**The request**
Print all entries word for word.

**Records provided**
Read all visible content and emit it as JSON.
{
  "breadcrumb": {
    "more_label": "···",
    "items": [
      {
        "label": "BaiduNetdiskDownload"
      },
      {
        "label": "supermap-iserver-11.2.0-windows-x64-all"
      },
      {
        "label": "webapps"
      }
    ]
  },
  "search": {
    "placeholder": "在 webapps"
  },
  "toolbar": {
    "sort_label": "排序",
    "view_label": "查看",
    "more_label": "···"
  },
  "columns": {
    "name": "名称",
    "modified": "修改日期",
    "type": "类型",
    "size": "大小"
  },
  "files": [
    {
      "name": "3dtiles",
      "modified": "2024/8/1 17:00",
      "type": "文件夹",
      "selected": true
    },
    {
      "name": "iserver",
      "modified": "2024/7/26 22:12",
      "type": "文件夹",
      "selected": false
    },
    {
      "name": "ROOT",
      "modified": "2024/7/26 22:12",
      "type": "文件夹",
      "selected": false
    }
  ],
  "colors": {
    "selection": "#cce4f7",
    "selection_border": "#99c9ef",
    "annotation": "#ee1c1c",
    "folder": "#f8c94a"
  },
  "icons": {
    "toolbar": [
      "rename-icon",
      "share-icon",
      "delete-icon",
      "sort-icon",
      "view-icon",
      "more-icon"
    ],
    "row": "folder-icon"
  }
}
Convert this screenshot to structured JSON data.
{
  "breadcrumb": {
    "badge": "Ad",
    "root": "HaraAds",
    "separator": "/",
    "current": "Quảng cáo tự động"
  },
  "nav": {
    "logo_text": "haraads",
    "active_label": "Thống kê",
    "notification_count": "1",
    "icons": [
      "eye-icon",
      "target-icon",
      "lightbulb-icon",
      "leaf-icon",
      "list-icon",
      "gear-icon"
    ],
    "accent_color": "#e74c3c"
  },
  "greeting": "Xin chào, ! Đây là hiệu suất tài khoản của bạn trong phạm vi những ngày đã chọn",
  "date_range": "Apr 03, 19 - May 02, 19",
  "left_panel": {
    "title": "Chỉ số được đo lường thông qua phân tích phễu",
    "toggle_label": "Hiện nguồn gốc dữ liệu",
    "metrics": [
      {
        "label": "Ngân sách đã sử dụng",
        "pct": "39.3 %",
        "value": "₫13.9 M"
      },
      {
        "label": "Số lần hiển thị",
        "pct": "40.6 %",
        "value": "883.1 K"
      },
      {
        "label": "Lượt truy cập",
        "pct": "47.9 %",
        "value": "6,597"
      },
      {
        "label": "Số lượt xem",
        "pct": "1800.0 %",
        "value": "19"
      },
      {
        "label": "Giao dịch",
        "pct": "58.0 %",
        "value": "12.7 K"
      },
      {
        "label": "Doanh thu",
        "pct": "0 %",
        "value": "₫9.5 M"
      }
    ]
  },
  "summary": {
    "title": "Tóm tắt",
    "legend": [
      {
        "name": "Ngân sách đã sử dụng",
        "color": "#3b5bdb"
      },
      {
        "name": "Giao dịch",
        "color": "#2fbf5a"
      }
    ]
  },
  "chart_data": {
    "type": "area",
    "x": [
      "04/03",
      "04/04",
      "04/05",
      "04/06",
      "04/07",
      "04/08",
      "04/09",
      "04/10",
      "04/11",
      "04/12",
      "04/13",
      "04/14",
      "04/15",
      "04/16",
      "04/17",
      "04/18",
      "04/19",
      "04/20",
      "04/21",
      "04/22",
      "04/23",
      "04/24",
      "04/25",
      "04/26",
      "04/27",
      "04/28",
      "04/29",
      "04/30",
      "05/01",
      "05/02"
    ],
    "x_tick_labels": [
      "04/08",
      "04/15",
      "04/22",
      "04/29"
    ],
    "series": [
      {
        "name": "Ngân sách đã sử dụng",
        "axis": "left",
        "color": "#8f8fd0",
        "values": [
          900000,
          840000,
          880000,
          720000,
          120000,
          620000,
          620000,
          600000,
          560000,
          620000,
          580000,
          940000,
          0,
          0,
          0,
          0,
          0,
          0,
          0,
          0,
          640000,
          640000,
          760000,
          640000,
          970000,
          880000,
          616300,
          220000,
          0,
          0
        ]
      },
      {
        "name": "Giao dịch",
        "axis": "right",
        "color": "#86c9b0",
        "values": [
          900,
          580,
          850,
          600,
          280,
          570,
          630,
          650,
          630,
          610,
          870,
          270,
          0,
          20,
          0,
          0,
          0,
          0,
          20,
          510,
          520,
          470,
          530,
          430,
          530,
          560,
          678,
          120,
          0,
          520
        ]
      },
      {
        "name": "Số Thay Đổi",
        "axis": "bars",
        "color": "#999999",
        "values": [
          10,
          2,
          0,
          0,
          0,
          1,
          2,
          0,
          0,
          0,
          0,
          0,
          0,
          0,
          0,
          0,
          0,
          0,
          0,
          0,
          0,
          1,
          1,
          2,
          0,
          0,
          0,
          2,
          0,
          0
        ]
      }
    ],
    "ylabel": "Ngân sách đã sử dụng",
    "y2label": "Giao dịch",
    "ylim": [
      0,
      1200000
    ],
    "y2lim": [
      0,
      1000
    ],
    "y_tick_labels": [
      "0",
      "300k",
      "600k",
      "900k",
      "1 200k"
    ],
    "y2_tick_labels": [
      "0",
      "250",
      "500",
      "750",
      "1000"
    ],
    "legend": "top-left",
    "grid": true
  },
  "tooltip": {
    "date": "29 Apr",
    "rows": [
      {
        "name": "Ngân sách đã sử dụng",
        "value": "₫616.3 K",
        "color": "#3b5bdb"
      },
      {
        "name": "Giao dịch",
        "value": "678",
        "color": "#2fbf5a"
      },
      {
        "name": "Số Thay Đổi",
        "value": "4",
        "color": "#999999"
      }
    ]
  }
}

**Output below**
Read all visible content and emit it as JSON.
{
  "breadcrumb": {
    "more_label": "···",
    "items": [
      {
        "label": "BaiduNetdiskDownload"
      },
      {
        "label": "supermap-iserver-11.2.0-windows-x64-all"
      },
      {
        "label": "webapps"
      }
    ]
  },
  "search": {
    "placeholder": "在 webapps"
  },
  "toolbar": {
    "sort_label": "排序",
    "view_label": "查看",
    "more_label": "···"
  },
  "columns": {
    "name": "名称",
    "modified": "修改日期",
    "type": "类型",
    "size": "大小"
  },
  "files": [
    {
      "name": "3dtiles",
      "modified": "2024/8/1 17:00",
      "type": "文件夹",
      "selected": true
    },
    {
      "name": "iserver",
      "modified": "2024/7/26 22:12",
      "type": "文件夹",
      "selected": false
    },
    {
      "name": "ROOT",
      "modified": "2024/7/26 22:12",
      "type": "文件夹",
      "selected": false
    }
  ],
  "colors": {
    "selection": "#cce4f7",
    "selection_border": "#99c9ef",
    "annotation": "#ee1c1c",
    "folder": "#f8c94a"
  },
  "icons": {
    "toolbar": [
      "rename-icon",
      "share-icon",
      "delete-icon",
      "sort-icon",
      "view-icon",
      "more-icon"
    ],
    "row": "folder-icon"
  }
}
Convert this screenshot to structured JSON data.
{
  "breadcrumb": {
    "badge": "Ad",
    "root": "HaraAds",
    "separator": "/",
    "current": "Quảng cáo tự động"
  },
  "nav": {
    "logo_text": "haraads",
    "active_label": "Thống kê",
    "notification_count": "1",
    "icons": [
      "eye-icon",
      "target-icon",
      "lightbulb-icon",
      "leaf-icon",
      "list-icon",
      "gear-icon"
    ],
    "accent_color": "#e74c3c"
  },
  "greeting": "Xin chào, ! Đây là hiệu suất tài khoản của bạn trong phạm vi những ngày đã chọn",
  "date_range": "Apr 03, 19 - May 02, 19",
  "left_panel": {
    "title": "Chỉ số được đo lường thông qua phân tích phễu",
    "toggle_label": "Hiện nguồn gốc dữ liệu",
    "metrics": [
      {
        "label": "Ngân sách đã sử dụng",
        "pct": "39.3 %",
        "value": "₫13.9 M"
      },
      {
        "label": "Số lần hiển thị",
        "pct": "40.6 %",
        "value": "883.1 K"
      },
      {
        "label": "Lượt truy cập",
        "pct": "47.9 %",
        "value": "6,597"
      },
      {
        "label": "Số lượt xem",
        "pct": "1800.0 %",
        "value": "19"
      },
      {
        "label": "Giao dịch",
        "pct": "58.0 %",
        "value": "12.7 K"
      },
      {
        "label": "Doanh thu",
        "pct": "0 %",
        "value": "₫9.5 M"
      }
    ]
  },
  "summary": {
    "title": "Tóm tắt",
    "legend": [
      {
        "name": "Ngân sách đã sử dụng",
        "color": "#3b5bdb"
      },
      {
        "name": "Giao dịch",
        "color": "#2fbf5a"
      }
    ]
  },
  "chart_data": {
    "type": "area",
    "x": [
      "04/03",
      "04/04",
      "04/05",
      "04/06",
      "04/07",
      "04/08",
      "04/09",
      "04/10",
      "04/11",
      "04/12",
      "04/13",
      "04/14",
      "04/15",
      "04/16",
      "04/17",
      "04/18",
      "04/19",
      "04/20",
      "04/21",
      "04/22",
      "04/23",
      "04/24",
      "04/25",
      "04/26",
      "04/27",
      "04/28",
      "04/29",
      "04/30",
      "05/01",
      "05/02"
    ],
    "x_tick_labels": [
      "04/08",
      "04/15",
      "04/22",
      "04/29"
    ],
    "series": [
      {
        "name": "Ngân sách đã sử dụng",
        "axis": "left",
        "color": "#8f8fd0",
        "values": [
          900000,
          840000,
          880000,
          720000,
          120000,
          620000,
          620000,
          600000,
          560000,
          620000,
          580000,
          940000,
          0,
          0,
          0,
          0,
          0,
          0,
          0,
          0,
          640000,
          640000,
          760000,
          640000,
          970000,
          880000,
          616300,
          220000,
          0,
          0
        ]
      },
      {
        "name": "Giao dịch",
        "axis": "right",
        "color": "#86c9b0",
        "values": [
          900,
          580,
          850,
          600,
          280,
          570,
          630,
          650,
          630,
          610,
          870,
          270,
          0,
          20,
          0,
          0,
          0,
          0,
          20,
          510,
          520,
          470,
          530,
          430,
          530,
          560,
          678,
          120,
          0,
          520
        ]
      },
      {
        "name": "Số Thay Đổi",
        "axis": "bars",
        "color": "#999999",
        "values": [
          10,
          2,
          0,
          0,
          0,
          1,
          2,
          0,
          0,
          0,
          0,
          0,
          0,
          0,
          0,
          0,
          0,
          0,
          0,
          0,
          0,
          1,
          1,
          2,
          0,
          0,
          0,
          2,
          0,
          0
        ]
      }
    ],
    "ylabel": "Ngân sách đã sử dụng",
    "y2label": "Giao dịch",
    "ylim": [
      0,
      1200000
    ],
    "y2lim": [
      0,
      1000
    ],
    "y_tick_labels": [
      "0",
      "300k",
      "600k",
      "900k",
      "1 200k"
    ],
    "y2_tick_labels": [
      "0",
      "250",
      "500",
      "750",
      "1000"
    ],
    "legend": "top-left",
    "grid": true
  },
  "tooltip": {
    "date": "29 Apr",
    "rows": [
      {
        "name": "Ngân sách đã sử dụng",
        "value": "₫616.3 K",
        "color": "#3b5bdb"
      },
      {
        "name": "Giao dịch",
        "value": "678",
        "color": "#2fbf5a"
      },
      {
        "name": "Số Thay Đổi",
        "value": "4",
        "color": "#999999"
      }
    ]
  }
}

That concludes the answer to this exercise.